[Records]

::::

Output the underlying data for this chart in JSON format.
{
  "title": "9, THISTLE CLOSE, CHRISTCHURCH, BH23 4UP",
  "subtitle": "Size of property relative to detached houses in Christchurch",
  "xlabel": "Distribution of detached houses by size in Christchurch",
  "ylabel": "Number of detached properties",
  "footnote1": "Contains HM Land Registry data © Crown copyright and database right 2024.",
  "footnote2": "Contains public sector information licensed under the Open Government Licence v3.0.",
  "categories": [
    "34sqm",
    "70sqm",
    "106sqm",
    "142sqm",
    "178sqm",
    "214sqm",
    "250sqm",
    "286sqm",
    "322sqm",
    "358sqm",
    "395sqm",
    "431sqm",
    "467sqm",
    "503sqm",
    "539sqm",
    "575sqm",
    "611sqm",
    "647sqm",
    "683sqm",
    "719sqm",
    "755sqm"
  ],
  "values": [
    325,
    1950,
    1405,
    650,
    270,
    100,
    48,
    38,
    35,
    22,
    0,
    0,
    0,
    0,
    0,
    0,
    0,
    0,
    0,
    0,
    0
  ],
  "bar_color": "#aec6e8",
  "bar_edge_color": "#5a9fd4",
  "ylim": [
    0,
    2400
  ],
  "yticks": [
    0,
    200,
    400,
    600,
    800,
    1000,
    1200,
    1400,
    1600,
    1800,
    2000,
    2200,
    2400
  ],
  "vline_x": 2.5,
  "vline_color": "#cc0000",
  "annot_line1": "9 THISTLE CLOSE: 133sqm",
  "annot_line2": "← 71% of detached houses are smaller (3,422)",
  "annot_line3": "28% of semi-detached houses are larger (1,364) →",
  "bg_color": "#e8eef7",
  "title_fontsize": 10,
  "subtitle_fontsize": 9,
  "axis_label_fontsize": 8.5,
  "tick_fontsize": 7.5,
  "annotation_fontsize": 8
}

::::

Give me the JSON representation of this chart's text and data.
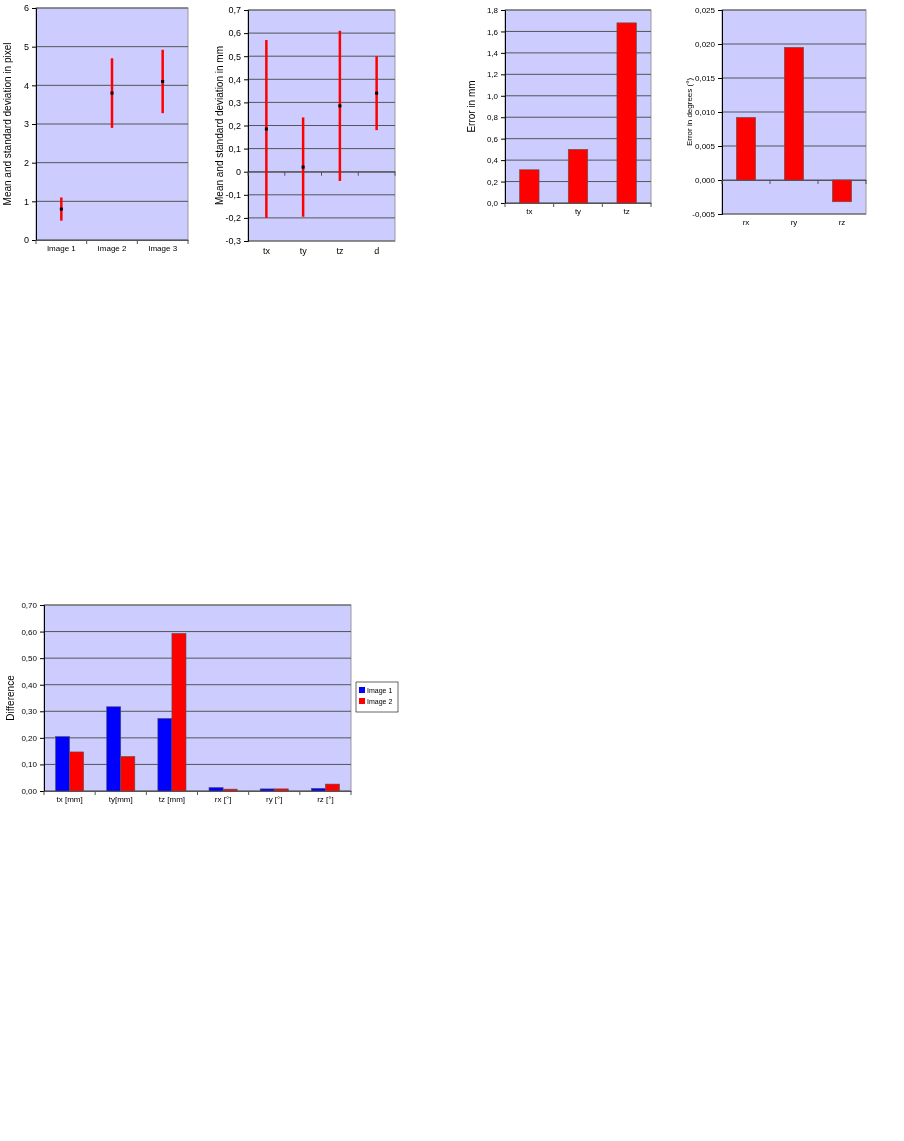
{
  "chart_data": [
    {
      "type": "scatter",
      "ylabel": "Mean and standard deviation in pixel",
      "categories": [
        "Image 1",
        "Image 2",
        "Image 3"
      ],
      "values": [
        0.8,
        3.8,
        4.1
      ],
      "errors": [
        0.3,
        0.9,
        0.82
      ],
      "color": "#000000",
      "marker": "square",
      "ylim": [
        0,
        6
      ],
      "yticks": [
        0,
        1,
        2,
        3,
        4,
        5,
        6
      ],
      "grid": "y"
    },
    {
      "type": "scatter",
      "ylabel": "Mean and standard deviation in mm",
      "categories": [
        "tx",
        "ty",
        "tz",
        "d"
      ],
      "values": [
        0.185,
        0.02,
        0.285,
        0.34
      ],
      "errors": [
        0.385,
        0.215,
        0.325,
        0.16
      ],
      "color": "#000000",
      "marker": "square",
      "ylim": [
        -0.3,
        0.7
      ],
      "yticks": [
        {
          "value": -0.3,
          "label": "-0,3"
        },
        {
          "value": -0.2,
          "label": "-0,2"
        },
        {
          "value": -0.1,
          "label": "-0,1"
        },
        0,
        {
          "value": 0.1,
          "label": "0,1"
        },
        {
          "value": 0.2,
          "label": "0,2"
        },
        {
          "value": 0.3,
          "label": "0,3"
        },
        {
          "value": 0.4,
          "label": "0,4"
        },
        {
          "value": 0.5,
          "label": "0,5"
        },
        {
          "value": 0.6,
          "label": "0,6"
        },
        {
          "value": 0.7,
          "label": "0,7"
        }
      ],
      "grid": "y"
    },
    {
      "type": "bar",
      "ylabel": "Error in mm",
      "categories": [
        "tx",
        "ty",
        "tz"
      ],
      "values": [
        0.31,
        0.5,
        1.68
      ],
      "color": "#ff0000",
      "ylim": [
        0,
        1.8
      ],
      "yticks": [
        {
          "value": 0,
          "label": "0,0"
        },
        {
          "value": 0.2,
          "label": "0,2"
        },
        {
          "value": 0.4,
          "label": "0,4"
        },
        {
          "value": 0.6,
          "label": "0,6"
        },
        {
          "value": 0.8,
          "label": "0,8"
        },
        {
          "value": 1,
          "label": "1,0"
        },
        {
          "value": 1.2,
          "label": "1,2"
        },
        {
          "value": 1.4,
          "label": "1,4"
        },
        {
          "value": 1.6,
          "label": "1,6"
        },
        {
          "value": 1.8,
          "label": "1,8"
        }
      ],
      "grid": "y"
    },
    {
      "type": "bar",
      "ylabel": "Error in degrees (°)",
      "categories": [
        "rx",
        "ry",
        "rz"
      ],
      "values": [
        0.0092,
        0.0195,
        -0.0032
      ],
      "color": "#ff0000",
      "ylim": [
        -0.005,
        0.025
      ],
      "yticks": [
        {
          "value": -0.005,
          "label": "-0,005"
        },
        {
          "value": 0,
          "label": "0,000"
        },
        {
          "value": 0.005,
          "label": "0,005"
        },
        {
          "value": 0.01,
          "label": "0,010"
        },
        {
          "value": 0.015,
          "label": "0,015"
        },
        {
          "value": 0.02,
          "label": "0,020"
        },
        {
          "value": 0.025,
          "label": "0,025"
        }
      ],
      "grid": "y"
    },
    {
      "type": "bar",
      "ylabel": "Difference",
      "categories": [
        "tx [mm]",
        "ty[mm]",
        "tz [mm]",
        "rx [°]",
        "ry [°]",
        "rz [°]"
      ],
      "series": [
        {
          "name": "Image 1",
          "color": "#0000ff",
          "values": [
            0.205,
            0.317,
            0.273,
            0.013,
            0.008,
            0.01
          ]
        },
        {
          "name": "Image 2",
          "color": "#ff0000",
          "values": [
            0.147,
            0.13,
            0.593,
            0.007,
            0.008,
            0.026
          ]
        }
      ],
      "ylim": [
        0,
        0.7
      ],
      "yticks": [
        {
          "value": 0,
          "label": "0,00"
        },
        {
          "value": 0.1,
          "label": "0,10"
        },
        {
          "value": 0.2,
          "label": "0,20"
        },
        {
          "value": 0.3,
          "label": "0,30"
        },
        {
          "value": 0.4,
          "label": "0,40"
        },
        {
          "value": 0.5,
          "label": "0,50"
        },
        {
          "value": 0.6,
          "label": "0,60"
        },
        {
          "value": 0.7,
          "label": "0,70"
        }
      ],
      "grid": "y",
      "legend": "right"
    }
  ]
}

::::

In the material above, find the lines that contain "ylabel" and show them.

  "ylabel": "Number of detached properties",
      "ylabel": "Mean and standard deviation in pixel",
      "ylabel": "Mean and standard deviation in mm",
      "ylabel": "Error in mm",
      "ylabel": "Error in degrees (°)",
      "ylabel": "Difference",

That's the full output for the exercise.